Data rows:
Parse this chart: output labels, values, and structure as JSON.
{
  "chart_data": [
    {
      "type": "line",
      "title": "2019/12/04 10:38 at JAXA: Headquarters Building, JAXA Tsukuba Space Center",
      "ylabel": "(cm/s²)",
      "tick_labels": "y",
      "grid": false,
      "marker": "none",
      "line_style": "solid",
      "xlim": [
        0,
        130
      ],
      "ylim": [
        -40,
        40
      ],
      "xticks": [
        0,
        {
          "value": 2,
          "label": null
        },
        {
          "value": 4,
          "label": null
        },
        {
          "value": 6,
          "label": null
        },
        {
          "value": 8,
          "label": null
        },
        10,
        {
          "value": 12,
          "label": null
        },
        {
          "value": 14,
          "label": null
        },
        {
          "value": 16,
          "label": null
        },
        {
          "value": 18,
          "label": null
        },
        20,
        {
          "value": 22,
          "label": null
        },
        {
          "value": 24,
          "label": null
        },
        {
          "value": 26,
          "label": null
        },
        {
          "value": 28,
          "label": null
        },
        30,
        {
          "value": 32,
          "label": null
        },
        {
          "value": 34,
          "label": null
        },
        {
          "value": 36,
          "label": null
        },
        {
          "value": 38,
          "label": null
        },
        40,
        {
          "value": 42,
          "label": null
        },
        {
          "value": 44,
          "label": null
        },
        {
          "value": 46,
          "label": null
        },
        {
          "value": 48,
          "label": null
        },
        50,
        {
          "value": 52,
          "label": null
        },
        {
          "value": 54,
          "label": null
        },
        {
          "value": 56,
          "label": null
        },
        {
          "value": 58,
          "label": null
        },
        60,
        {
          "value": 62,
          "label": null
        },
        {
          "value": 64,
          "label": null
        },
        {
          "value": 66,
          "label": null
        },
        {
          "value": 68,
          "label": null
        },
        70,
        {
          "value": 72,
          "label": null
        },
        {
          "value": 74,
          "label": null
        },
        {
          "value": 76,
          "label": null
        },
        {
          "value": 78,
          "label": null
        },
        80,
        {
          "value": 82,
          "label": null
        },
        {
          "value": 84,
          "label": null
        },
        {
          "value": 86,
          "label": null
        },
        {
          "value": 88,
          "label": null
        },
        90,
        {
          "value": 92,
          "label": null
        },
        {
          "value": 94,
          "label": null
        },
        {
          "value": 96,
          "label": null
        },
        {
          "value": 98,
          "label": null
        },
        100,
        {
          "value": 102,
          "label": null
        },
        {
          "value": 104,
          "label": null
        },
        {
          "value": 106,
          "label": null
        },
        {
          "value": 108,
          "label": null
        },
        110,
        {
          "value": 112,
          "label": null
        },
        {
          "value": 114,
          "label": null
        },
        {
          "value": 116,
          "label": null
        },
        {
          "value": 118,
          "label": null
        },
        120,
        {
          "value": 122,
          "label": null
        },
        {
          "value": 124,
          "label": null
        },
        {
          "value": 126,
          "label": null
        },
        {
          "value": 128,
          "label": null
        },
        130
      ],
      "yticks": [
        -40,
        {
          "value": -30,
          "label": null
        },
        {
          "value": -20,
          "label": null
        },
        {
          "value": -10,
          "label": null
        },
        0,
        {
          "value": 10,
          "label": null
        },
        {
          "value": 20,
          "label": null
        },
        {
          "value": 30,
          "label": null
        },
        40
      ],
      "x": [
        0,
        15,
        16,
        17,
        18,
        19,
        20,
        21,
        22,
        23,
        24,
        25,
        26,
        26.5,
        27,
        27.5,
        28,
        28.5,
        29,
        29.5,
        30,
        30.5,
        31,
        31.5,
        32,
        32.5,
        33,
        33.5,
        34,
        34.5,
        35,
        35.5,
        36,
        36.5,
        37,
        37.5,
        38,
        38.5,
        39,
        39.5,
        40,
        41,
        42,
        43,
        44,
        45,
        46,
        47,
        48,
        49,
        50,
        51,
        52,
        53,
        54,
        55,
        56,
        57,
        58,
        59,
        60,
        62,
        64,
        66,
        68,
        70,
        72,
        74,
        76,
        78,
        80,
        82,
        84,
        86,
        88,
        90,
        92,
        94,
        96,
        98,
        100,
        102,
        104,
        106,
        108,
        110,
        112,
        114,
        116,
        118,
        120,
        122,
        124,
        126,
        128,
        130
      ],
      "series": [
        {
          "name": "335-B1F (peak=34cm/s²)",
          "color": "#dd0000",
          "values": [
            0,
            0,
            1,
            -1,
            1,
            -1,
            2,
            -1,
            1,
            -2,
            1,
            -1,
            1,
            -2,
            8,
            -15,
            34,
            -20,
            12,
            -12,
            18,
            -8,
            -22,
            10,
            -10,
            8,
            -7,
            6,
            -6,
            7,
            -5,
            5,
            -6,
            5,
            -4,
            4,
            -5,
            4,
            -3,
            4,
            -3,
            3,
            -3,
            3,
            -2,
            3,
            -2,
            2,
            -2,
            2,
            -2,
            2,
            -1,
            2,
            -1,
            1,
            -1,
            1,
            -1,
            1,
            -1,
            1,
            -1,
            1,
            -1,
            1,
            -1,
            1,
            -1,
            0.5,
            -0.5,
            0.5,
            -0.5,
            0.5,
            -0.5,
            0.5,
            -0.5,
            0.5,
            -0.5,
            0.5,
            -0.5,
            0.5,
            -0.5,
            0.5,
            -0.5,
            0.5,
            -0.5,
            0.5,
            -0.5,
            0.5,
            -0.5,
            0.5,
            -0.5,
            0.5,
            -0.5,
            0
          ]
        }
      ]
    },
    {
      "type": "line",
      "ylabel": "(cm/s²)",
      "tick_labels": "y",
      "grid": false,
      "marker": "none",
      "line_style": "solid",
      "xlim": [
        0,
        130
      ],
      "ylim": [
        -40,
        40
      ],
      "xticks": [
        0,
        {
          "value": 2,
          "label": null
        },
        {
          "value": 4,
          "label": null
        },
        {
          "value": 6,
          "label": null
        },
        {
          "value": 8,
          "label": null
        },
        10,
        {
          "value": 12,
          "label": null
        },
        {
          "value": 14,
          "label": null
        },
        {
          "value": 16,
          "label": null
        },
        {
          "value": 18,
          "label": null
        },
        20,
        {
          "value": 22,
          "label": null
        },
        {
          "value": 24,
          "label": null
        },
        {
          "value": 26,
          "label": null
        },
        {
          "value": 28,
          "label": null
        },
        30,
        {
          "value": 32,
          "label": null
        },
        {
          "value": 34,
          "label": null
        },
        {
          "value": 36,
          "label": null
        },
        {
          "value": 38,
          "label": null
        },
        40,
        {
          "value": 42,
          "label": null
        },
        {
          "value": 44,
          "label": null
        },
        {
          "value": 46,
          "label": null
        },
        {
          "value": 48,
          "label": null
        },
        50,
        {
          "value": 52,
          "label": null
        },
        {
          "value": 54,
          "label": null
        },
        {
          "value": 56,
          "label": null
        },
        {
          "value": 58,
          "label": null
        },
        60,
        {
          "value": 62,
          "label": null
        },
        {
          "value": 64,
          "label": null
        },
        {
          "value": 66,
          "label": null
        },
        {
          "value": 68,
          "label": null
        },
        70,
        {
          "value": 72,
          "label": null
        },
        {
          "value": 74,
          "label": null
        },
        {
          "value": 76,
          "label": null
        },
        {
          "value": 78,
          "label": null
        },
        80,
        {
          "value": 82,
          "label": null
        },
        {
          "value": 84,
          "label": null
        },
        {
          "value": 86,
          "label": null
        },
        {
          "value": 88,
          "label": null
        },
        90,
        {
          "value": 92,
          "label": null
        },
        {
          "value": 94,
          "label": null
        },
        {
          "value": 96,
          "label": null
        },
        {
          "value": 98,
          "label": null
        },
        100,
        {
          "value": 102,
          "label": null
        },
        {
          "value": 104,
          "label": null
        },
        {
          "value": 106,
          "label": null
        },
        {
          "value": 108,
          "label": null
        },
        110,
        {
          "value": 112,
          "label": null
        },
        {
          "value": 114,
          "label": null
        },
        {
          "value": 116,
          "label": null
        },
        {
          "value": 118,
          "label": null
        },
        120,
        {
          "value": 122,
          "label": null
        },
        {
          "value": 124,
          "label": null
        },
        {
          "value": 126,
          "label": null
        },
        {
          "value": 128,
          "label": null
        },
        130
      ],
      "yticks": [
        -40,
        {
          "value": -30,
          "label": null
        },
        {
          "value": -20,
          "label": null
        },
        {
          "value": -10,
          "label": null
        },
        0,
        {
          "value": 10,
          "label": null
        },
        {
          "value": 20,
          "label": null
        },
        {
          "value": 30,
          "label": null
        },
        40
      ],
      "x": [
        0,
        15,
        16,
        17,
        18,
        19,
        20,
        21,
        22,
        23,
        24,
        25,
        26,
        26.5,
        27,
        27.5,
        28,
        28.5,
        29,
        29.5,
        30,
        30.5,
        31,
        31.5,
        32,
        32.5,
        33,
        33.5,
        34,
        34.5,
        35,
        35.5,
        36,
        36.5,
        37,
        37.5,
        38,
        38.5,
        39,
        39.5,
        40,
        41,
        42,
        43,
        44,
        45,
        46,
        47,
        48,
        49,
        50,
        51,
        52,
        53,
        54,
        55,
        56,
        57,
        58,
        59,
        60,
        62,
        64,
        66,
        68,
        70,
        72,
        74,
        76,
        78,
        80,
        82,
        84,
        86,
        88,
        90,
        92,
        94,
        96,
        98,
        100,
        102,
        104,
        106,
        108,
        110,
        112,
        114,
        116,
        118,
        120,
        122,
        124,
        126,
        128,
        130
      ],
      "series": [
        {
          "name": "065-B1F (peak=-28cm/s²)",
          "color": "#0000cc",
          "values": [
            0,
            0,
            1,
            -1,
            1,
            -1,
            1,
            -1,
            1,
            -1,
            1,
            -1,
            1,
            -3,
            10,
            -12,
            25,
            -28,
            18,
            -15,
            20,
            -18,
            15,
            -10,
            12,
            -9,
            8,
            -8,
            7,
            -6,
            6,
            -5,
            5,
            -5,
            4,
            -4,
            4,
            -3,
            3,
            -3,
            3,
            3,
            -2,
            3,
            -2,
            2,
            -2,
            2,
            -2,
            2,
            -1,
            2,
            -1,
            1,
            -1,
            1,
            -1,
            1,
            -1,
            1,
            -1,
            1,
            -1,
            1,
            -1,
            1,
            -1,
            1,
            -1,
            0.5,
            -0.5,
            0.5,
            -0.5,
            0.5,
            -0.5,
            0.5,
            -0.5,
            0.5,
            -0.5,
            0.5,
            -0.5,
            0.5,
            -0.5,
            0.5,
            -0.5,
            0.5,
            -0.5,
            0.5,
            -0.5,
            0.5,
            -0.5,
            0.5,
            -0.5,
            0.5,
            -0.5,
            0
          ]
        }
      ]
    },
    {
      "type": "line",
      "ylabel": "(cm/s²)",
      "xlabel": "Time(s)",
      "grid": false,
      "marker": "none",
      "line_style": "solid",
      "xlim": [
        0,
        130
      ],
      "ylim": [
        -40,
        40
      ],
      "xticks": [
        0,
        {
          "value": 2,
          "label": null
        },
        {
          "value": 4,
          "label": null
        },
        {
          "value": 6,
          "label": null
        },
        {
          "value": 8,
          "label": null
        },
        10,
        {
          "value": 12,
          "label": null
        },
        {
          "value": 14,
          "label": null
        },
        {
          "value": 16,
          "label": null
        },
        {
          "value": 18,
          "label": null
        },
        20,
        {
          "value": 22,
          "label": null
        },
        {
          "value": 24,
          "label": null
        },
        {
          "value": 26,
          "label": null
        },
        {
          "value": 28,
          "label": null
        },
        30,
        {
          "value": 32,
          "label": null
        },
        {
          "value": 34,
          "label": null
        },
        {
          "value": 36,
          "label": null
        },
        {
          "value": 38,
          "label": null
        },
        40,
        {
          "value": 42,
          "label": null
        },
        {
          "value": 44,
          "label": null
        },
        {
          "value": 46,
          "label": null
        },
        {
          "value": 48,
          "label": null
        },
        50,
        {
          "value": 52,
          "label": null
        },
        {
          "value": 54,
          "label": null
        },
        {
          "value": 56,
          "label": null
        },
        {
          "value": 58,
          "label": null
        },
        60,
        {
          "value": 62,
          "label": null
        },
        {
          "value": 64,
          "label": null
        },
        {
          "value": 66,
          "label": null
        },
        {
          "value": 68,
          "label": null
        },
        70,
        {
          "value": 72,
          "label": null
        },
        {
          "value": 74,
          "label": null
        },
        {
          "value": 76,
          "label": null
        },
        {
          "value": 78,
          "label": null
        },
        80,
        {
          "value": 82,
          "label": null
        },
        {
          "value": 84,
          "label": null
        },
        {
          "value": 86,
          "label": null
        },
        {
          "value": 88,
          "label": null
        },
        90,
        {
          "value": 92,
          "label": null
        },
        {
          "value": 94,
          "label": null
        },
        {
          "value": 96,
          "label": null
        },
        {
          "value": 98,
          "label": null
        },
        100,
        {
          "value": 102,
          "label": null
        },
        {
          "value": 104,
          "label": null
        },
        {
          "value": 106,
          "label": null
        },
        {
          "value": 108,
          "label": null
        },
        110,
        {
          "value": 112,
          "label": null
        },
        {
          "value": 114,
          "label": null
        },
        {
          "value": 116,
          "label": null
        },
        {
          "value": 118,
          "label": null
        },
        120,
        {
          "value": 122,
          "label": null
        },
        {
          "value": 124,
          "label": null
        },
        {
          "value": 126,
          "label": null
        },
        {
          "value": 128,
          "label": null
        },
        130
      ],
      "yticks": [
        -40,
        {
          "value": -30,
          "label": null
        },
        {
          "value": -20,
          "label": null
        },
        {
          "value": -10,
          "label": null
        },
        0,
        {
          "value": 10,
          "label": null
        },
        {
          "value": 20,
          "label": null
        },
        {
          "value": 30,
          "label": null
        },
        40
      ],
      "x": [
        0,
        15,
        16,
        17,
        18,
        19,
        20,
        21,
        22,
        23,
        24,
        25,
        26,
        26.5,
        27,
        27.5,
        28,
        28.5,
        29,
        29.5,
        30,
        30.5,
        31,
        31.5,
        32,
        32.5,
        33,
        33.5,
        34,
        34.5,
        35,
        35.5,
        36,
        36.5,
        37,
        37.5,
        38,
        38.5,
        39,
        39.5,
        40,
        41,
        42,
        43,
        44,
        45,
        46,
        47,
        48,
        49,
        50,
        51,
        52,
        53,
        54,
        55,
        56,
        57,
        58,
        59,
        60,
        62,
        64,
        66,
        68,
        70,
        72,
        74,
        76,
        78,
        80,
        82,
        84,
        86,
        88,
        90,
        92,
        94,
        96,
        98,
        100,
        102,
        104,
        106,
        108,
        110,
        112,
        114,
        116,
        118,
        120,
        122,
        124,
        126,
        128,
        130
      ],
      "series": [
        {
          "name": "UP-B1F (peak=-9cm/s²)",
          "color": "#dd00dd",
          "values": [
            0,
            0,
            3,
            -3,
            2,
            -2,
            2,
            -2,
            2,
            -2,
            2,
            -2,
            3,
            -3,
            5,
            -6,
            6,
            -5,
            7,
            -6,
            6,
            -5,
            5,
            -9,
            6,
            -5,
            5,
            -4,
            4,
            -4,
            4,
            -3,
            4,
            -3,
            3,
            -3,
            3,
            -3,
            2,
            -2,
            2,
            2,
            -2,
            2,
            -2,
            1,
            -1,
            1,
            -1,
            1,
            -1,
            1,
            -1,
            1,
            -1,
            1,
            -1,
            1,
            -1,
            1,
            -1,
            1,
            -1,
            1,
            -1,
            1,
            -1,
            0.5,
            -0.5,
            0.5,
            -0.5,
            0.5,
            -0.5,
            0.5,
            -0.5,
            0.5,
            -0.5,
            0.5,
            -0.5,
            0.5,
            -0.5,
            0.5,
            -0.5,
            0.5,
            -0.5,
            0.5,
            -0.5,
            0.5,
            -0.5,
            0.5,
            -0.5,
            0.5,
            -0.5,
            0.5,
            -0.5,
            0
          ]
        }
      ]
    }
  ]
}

Work required: Copy out every line holding the string "color".

Finished answer:
          "color": "#dd0000",
          "color": "#0000cc",
          "color": "#dd00dd",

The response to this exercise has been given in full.